**Written exercise**. Write out the listing in full, matching it word for word.

**Task data**.
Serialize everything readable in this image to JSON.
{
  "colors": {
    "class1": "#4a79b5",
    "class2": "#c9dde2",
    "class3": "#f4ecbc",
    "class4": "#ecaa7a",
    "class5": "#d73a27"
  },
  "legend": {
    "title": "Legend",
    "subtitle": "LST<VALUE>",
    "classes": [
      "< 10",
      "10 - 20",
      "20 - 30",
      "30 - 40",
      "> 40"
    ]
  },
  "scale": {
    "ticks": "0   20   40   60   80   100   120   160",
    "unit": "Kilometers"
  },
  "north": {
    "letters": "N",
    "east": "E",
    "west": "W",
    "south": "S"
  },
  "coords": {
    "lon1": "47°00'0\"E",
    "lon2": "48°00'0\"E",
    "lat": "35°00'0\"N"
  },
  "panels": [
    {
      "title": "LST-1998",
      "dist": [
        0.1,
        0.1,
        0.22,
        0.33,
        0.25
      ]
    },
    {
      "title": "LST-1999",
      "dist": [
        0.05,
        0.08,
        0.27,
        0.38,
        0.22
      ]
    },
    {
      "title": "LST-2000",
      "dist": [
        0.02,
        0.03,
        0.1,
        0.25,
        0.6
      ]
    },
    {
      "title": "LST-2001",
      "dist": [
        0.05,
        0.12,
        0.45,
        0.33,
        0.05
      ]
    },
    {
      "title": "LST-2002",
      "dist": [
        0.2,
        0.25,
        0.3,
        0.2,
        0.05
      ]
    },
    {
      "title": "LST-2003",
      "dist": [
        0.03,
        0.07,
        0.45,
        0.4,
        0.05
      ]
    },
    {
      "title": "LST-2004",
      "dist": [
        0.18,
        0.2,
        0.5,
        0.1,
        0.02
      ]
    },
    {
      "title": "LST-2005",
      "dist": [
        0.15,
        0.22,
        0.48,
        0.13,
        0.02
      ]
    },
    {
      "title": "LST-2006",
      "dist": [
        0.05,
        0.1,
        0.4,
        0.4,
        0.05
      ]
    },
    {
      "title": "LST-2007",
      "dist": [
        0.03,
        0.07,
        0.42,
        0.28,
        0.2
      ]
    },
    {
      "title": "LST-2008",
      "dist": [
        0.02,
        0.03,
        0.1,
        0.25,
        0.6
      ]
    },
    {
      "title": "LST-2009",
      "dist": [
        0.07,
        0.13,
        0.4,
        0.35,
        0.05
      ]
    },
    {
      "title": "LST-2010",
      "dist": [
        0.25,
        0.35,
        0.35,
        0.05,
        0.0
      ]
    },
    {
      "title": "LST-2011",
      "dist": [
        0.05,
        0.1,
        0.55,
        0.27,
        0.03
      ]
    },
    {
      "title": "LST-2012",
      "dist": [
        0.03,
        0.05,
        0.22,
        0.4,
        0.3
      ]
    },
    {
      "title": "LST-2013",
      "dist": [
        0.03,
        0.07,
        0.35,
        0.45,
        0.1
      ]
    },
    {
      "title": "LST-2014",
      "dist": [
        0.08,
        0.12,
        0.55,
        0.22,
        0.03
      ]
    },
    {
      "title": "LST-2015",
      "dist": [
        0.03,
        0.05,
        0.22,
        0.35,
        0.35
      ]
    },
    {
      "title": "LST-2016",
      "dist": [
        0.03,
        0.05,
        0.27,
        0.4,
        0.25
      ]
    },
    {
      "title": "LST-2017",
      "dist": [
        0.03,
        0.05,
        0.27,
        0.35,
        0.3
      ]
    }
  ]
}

**Task result**.
Serialize everything readable in this image to JSON.
{
  "colors": {
    "class1": "#4a79b5",
    "class2": "#c9dde2",
    "class3": "#f4ecbc",
    "class4": "#ecaa7a",
    "class5": "#d73a27"
  },
  "legend": {
    "title": "Legend",
    "subtitle": "LST<VALUE>",
    "classes": [
      "< 10",
      "10 - 20",
      "20 - 30",
      "30 - 40",
      "> 40"
    ]
  },
  "scale": {
    "ticks": "0   20   40   60   80   100   120   160",
    "unit": "Kilometers"
  },
  "north": {
    "letters": "N",
    "east": "E",
    "west": "W",
    "south": "S"
  },
  "coords": {
    "lon1": "47°00'0\"E",
    "lon2": "48°00'0\"E",
    "lat": "35°00'0\"N"
  },
  "panels": [
    {
      "title": "LST-1998",
      "dist": [
        0.1,
        0.1,
        0.22,
        0.33,
        0.25
      ]
    },
    {
      "title": "LST-1999",
      "dist": [
        0.05,
        0.08,
        0.27,
        0.38,
        0.22
      ]
    },
    {
      "title": "LST-2000",
      "dist": [
        0.02,
        0.03,
        0.1,
        0.25,
        0.6
      ]
    },
    {
      "title": "LST-2001",
      "dist": [
        0.05,
        0.12,
        0.45,
        0.33,
        0.05
      ]
    },
    {
      "title": "LST-2002",
      "dist": [
        0.2,
        0.25,
        0.3,
        0.2,
        0.05
      ]
    },
    {
      "title": "LST-2003",
      "dist": [
        0.03,
        0.07,
        0.45,
        0.4,
        0.05
      ]
    },
    {
      "title": "LST-2004",
      "dist": [
        0.18,
        0.2,
        0.5,
        0.1,
        0.02
      ]
    },
    {
      "title": "LST-2005",
      "dist": [
        0.15,
        0.22,
        0.48,
        0.13,
        0.02
      ]
    },
    {
      "title": "LST-2006",
      "dist": [
        0.05,
        0.1,
        0.4,
        0.4,
        0.05
      ]
    },
    {
      "title": "LST-2007",
      "dist": [
        0.03,
        0.07,
        0.42,
        0.28,
        0.2
      ]
    },
    {
      "title": "LST-2008",
      "dist": [
        0.02,
        0.03,
        0.1,
        0.25,
        0.6
      ]
    },
    {
      "title": "LST-2009",
      "dist": [
        0.07,
        0.13,
        0.4,
        0.35,
        0.05
      ]
    },
    {
      "title": "LST-2010",
      "dist": [
        0.25,
        0.35,
        0.35,
        0.05,
        0.0
      ]
    },
    {
      "title": "LST-2011",
      "dist": [
        0.05,
        0.1,
        0.55,
        0.27,
        0.03
      ]
    },
    {
      "title": "LST-2012",
      "dist": [
        0.03,
        0.05,
        0.22,
        0.4,
        0.3
      ]
    },
    {
      "title": "LST-2013",
      "dist": [
        0.03,
        0.07,
        0.35,
        0.45,
        0.1
      ]
    },
    {
      "title": "LST-2014",
      "dist": [
        0.08,
        0.12,
        0.55,
        0.22,
        0.03
      ]
    },
    {
      "title": "LST-2015",
      "dist": [
        0.03,
        0.05,
        0.22,
        0.35,
        0.35
      ]
    },
    {
      "title": "LST-2016",
      "dist": [
        0.03,
        0.05,
        0.27,
        0.4,
        0.25
      ]
    },
    {
      "title": "LST-2017",
      "dist": [
        0.03,
        0.05,
        0.27,
        0.35,
        0.3
      ]
    }
  ]
}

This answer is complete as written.